> _Job_:
Set each record down exactly, excluding all images.

----- Dataset records

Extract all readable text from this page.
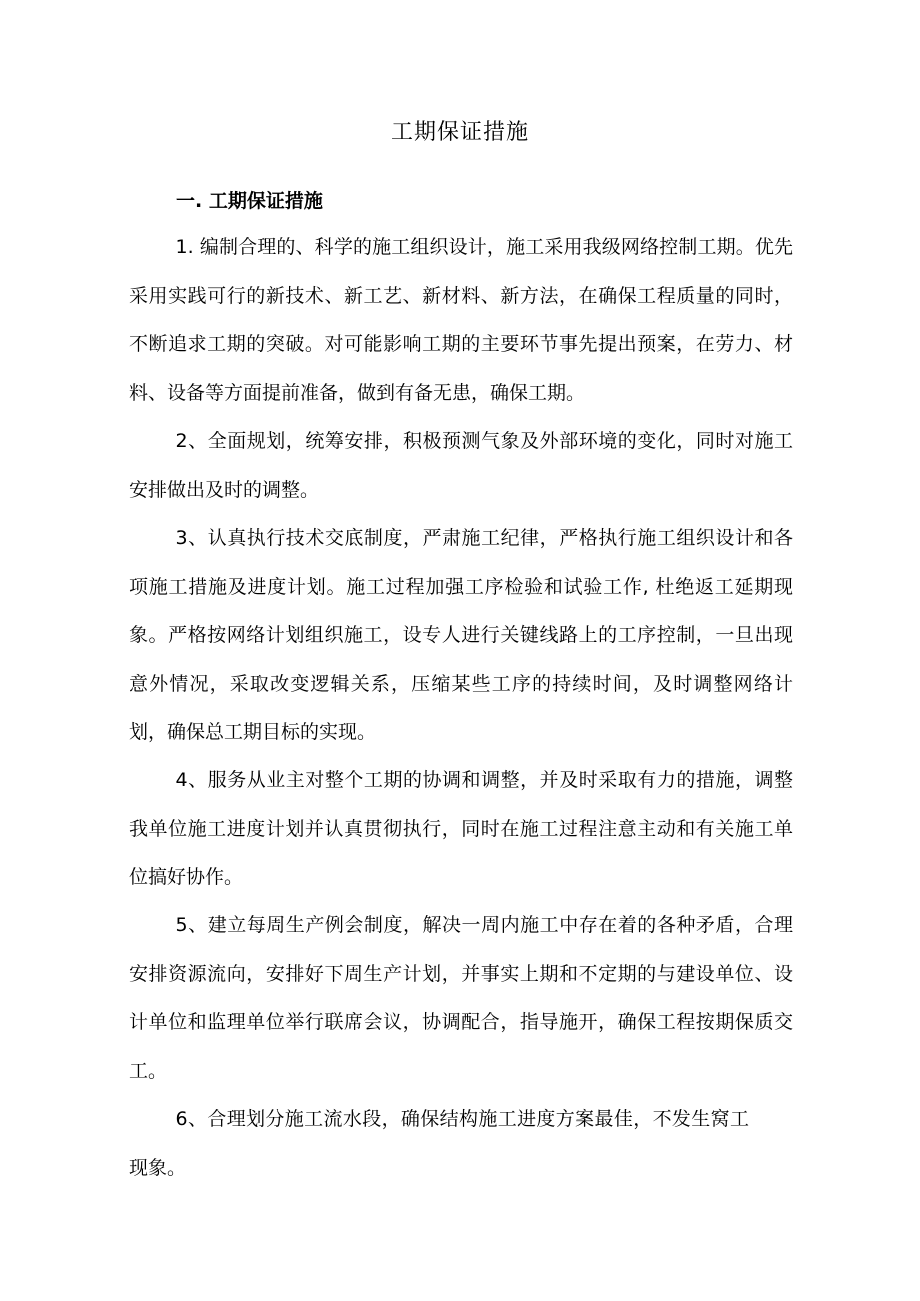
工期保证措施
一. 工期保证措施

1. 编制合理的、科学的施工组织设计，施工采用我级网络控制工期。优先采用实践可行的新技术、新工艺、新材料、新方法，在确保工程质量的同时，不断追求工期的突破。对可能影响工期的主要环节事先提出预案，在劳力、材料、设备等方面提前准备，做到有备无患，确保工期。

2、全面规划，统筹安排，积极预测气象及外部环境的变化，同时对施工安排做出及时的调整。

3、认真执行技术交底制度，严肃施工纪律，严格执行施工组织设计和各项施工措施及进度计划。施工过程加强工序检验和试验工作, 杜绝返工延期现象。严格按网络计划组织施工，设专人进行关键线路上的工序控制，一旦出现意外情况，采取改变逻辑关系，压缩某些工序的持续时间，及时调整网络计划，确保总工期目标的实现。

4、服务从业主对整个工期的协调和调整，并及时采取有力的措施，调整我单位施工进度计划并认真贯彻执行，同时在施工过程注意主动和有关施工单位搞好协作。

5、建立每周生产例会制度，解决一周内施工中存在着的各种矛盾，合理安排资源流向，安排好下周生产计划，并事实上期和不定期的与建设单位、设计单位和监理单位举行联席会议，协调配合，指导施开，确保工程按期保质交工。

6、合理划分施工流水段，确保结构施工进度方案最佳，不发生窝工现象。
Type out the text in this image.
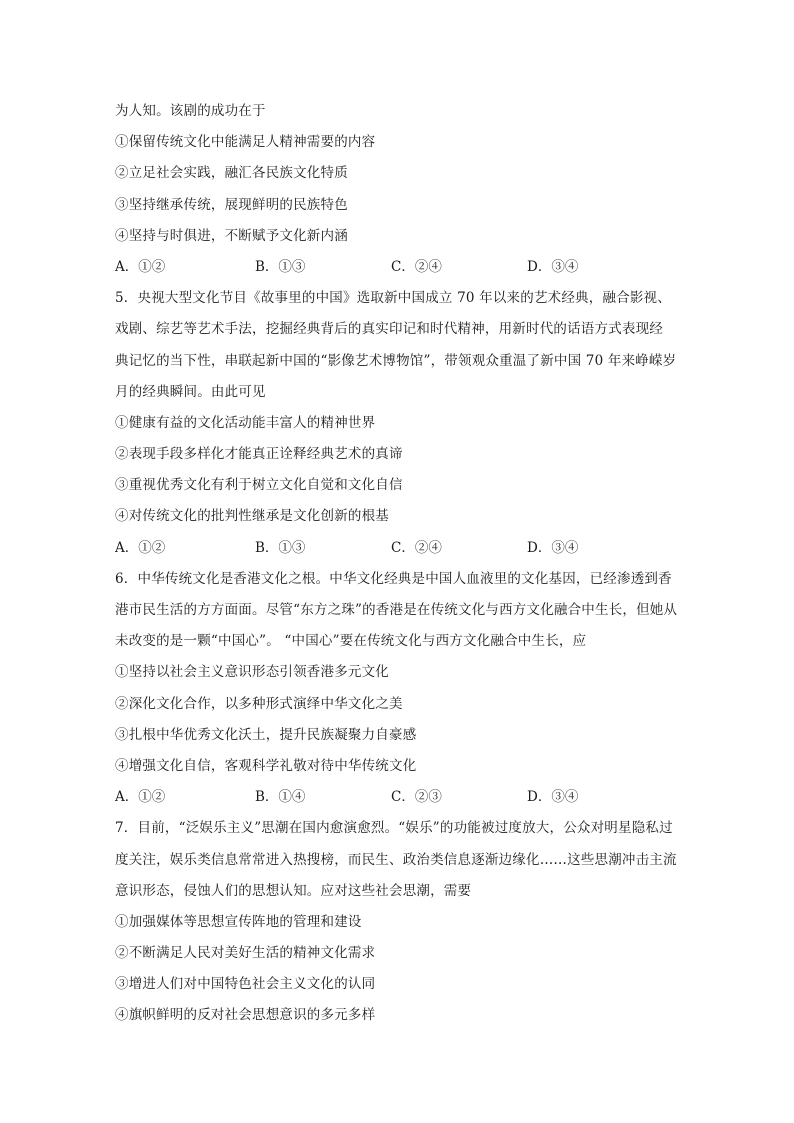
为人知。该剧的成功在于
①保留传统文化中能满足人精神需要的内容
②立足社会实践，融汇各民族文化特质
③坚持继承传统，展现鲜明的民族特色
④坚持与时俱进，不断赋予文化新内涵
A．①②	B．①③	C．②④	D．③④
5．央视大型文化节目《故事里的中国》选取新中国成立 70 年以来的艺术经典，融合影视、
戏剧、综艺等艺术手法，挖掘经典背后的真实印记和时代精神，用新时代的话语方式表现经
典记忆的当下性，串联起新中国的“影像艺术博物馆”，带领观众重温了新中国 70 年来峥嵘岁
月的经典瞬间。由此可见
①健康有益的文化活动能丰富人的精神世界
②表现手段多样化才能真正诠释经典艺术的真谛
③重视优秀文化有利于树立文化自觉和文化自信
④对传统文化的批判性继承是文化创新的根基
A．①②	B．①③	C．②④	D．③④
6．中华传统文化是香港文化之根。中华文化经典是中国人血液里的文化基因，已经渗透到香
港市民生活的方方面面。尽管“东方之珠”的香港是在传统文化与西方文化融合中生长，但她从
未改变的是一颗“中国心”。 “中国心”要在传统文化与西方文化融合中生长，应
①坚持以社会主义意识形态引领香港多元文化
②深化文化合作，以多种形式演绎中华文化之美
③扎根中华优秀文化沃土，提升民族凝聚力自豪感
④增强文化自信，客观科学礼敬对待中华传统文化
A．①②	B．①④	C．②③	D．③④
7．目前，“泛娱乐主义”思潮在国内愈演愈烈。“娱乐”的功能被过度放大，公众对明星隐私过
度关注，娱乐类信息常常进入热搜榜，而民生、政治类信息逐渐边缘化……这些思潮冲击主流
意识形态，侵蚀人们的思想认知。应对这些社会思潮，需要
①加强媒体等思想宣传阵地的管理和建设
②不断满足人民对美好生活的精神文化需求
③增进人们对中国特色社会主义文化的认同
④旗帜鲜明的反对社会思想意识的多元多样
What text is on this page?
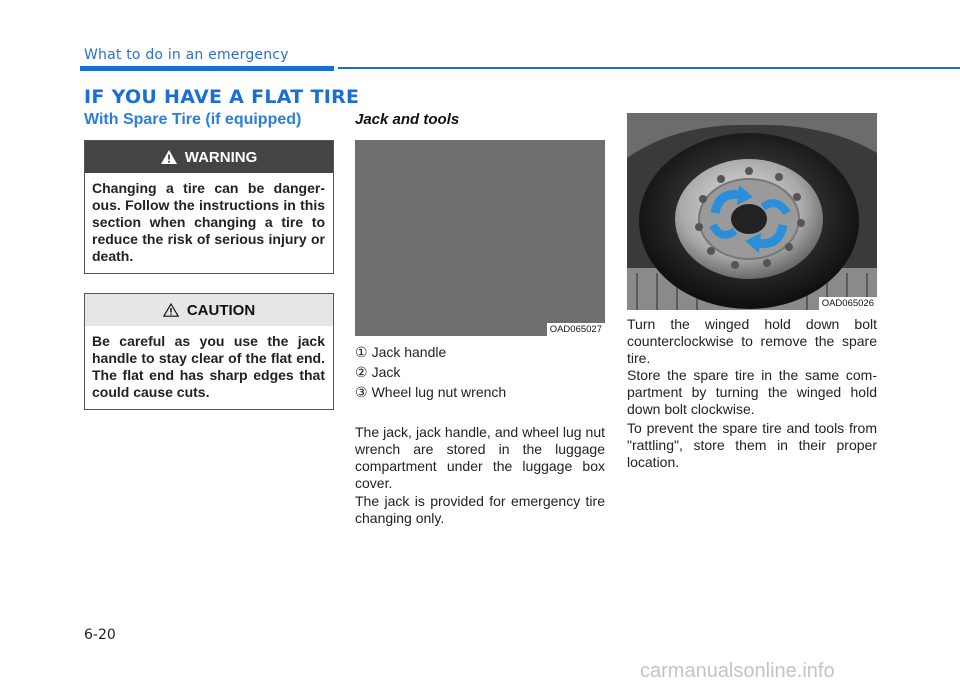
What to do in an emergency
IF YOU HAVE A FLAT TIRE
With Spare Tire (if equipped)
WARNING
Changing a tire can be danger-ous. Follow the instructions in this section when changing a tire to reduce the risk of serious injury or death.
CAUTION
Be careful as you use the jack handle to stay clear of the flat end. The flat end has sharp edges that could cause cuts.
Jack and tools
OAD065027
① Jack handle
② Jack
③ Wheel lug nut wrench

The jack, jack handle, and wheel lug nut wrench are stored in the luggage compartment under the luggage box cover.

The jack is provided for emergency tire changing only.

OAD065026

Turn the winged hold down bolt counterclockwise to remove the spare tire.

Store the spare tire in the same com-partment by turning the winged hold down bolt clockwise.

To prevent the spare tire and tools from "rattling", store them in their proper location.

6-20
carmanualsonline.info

----------

> _Answer for the task_:
Extract all readable text from this page.
工期保证措施
一. 工期保证措施

1. 编制合理的、科学的施工组织设计，施工采用我级网络控制工期。优先采用实践可行的新技术、新工艺、新材料、新方法，在确保工程质量的同时，不断追求工期的突破。对可能影响工期的主要环节事先提出预案，在劳力、材料、设备等方面提前准备，做到有备无患，确保工期。

2、全面规划，统筹安排，积极预测气象及外部环境的变化，同时对施工安排做出及时的调整。

3、认真执行技术交底制度，严肃施工纪律，严格执行施工组织设计和各项施工措施及进度计划。施工过程加强工序检验和试验工作, 杜绝返工延期现象。严格按网络计划组织施工，设专人进行关键线路上的工序控制，一旦出现意外情况，采取改变逻辑关系，压缩某些工序的持续时间，及时调整网络计划，确保总工期目标的实现。

4、服务从业主对整个工期的协调和调整，并及时采取有力的措施，调整我单位施工进度计划并认真贯彻执行，同时在施工过程注意主动和有关施工单位搞好协作。

5、建立每周生产例会制度，解决一周内施工中存在着的各种矛盾，合理安排资源流向，安排好下周生产计划，并事实上期和不定期的与建设单位、设计单位和监理单位举行联席会议，协调配合，指导施开，确保工程按期保质交工。

6、合理划分施工流水段，确保结构施工进度方案最佳，不发生窝工现象。
Type out the text in this image.
为人知。该剧的成功在于
①保留传统文化中能满足人精神需要的内容
②立足社会实践，融汇各民族文化特质
③坚持继承传统，展现鲜明的民族特色
④坚持与时俱进，不断赋予文化新内涵
A．①②	B．①③	C．②④	D．③④
5．央视大型文化节目《故事里的中国》选取新中国成立 70 年以来的艺术经典，融合影视、
戏剧、综艺等艺术手法，挖掘经典背后的真实印记和时代精神，用新时代的话语方式表现经
典记忆的当下性，串联起新中国的“影像艺术博物馆”，带领观众重温了新中国 70 年来峥嵘岁
月的经典瞬间。由此可见
①健康有益的文化活动能丰富人的精神世界
②表现手段多样化才能真正诠释经典艺术的真谛
③重视优秀文化有利于树立文化自觉和文化自信
④对传统文化的批判性继承是文化创新的根基
A．①②	B．①③	C．②④	D．③④
6．中华传统文化是香港文化之根。中华文化经典是中国人血液里的文化基因，已经渗透到香
港市民生活的方方面面。尽管“东方之珠”的香港是在传统文化与西方文化融合中生长，但她从
未改变的是一颗“中国心”。 “中国心”要在传统文化与西方文化融合中生长，应
①坚持以社会主义意识形态引领香港多元文化
②深化文化合作，以多种形式演绎中华文化之美
③扎根中华优秀文化沃土，提升民族凝聚力自豪感
④增强文化自信，客观科学礼敬对待中华传统文化
A．①②	B．①④	C．②③	D．③④
7．目前，“泛娱乐主义”思潮在国内愈演愈烈。“娱乐”的功能被过度放大，公众对明星隐私过
度关注，娱乐类信息常常进入热搜榜，而民生、政治类信息逐渐边缘化……这些思潮冲击主流
意识形态，侵蚀人们的思想认知。应对这些社会思潮，需要
①加强媒体等思想宣传阵地的管理和建设
②不断满足人民对美好生活的精神文化需求
③增进人们对中国特色社会主义文化的认同
④旗帜鲜明的反对社会思想意识的多元多样
What text is on this page?
What to do in an emergency
IF YOU HAVE A FLAT TIRE
With Spare Tire (if equipped)
WARNING
Changing a tire can be danger-ous. Follow the instructions in this section when changing a tire to reduce the risk of serious injury or death.
CAUTION
Be careful as you use the jack handle to stay clear of the flat end. The flat end has sharp edges that could cause cuts.
Jack and tools
OAD065027
① Jack handle
② Jack
③ Wheel lug nut wrench

The jack, jack handle, and wheel lug nut wrench are stored in the luggage compartment under the luggage box cover.

The jack is provided for emergency tire changing only.

OAD065026

Turn the winged hold down bolt counterclockwise to remove the spare tire.

Store the spare tire in the same com-partment by turning the winged hold down bolt clockwise.

To prevent the spare tire and tools from "rattling", store them in their proper location.

6-20
carmanualsonline.info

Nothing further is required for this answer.